# The problem
From the listing that follows, output everything exactly except the pictures.

# Extracted material
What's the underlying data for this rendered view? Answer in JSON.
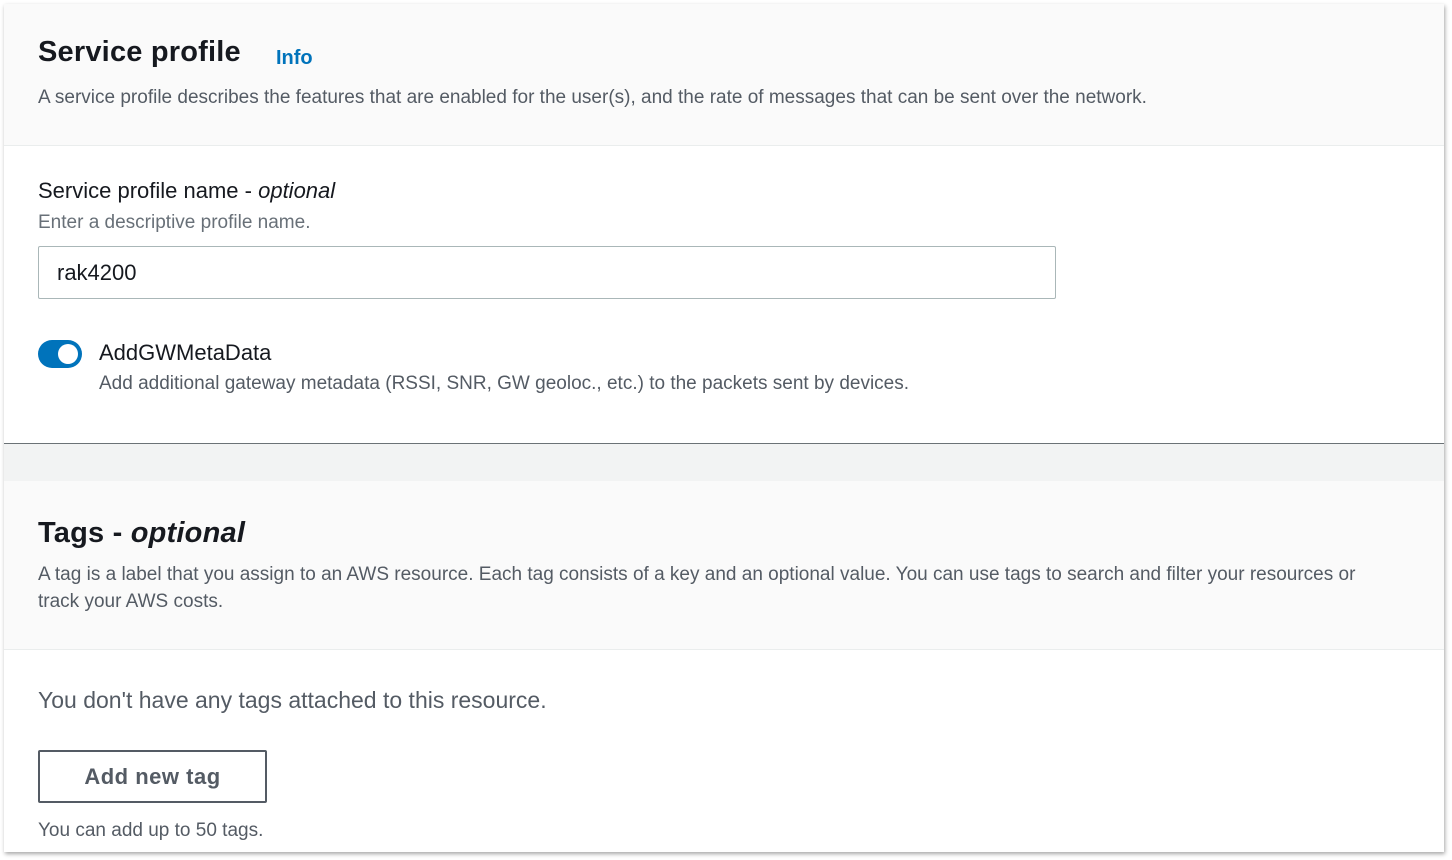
{
  "service_profile": {
    "title": "Service profile",
    "info_link": "Info",
    "description": "A service profile describes the features that are enabled for the user(s), and the rate of messages that can be sent over the network.",
    "name_field": {
      "label": "Service profile name - ",
      "label_optional": "optional",
      "hint": "Enter a descriptive profile name.",
      "value": "rak4200"
    },
    "toggle": {
      "label": "AddGWMetaData",
      "description": "Add additional gateway metadata (RSSI, SNR, GW geoloc., etc.) to the packets sent by devices.",
      "checked": true
    }
  },
  "tags": {
    "title": "Tags - ",
    "title_optional": "optional",
    "description": "A tag is a label that you assign to an AWS resource. Each tag consists of a key and an optional value. You can use tags to search and filter your resources or track your AWS costs.",
    "empty_message": "You don't have any tags attached to this resource.",
    "add_button": "Add new tag",
    "limit_text": "You can add up to 50 tags."
  },
  "colors": {
    "accent": "#0073bb",
    "text": "#16191f",
    "secondary_text": "#545b64"
  }
}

# Answer in full
What's the underlying data for this rendered view? Answer in JSON.
{
  "service_profile": {
    "title": "Service profile",
    "info_link": "Info",
    "description": "A service profile describes the features that are enabled for the user(s), and the rate of messages that can be sent over the network.",
    "name_field": {
      "label": "Service profile name - ",
      "label_optional": "optional",
      "hint": "Enter a descriptive profile name.",
      "value": "rak4200"
    },
    "toggle": {
      "label": "AddGWMetaData",
      "description": "Add additional gateway metadata (RSSI, SNR, GW geoloc., etc.) to the packets sent by devices.",
      "checked": true
    }
  },
  "tags": {
    "title": "Tags - ",
    "title_optional": "optional",
    "description": "A tag is a label that you assign to an AWS resource. Each tag consists of a key and an optional value. You can use tags to search and filter your resources or track your AWS costs.",
    "empty_message": "You don't have any tags attached to this resource.",
    "add_button": "Add new tag",
    "limit_text": "You can add up to 50 tags."
  },
  "colors": {
    "accent": "#0073bb",
    "text": "#16191f",
    "secondary_text": "#545b64"
  }
}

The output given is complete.